-- begin --

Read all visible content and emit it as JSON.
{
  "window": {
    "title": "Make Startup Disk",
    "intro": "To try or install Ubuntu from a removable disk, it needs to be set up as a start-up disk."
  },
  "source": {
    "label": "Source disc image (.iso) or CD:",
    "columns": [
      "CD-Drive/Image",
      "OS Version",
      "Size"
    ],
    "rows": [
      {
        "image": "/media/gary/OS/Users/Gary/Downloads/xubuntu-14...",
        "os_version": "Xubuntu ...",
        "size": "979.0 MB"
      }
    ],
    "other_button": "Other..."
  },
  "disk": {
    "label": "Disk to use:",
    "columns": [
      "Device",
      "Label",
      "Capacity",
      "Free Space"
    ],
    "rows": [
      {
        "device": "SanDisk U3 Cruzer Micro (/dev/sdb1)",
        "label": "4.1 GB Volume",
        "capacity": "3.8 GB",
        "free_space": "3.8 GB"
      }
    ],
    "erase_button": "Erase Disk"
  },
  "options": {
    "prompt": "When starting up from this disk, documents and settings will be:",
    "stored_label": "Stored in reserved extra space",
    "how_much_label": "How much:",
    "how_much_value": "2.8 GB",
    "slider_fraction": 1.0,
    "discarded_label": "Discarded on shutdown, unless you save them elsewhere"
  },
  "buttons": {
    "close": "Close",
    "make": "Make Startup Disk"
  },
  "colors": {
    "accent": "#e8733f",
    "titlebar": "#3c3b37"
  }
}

-- end --

● **Description of the task**
Each entry above is to be printed again exactly.

● **Finished task**
Read all visible content and emit it as JSON.
{
  "window": {
    "title": "Make Startup Disk",
    "intro": "To try or install Ubuntu from a removable disk, it needs to be set up as a start-up disk."
  },
  "source": {
    "label": "Source disc image (.iso) or CD:",
    "columns": [
      "CD-Drive/Image",
      "OS Version",
      "Size"
    ],
    "rows": [
      {
        "image": "/media/gary/OS/Users/Gary/Downloads/xubuntu-14...",
        "os_version": "Xubuntu ...",
        "size": "979.0 MB"
      }
    ],
    "other_button": "Other..."
  },
  "disk": {
    "label": "Disk to use:",
    "columns": [
      "Device",
      "Label",
      "Capacity",
      "Free Space"
    ],
    "rows": [
      {
        "device": "SanDisk U3 Cruzer Micro (/dev/sdb1)",
        "label": "4.1 GB Volume",
        "capacity": "3.8 GB",
        "free_space": "3.8 GB"
      }
    ],
    "erase_button": "Erase Disk"
  },
  "options": {
    "prompt": "When starting up from this disk, documents and settings will be:",
    "stored_label": "Stored in reserved extra space",
    "how_much_label": "How much:",
    "how_much_value": "2.8 GB",
    "slider_fraction": 1.0,
    "discarded_label": "Discarded on shutdown, unless you save them elsewhere"
  },
  "buttons": {
    "close": "Close",
    "make": "Make Startup Disk"
  },
  "colors": {
    "accent": "#e8733f",
    "titlebar": "#3c3b37"
  }
}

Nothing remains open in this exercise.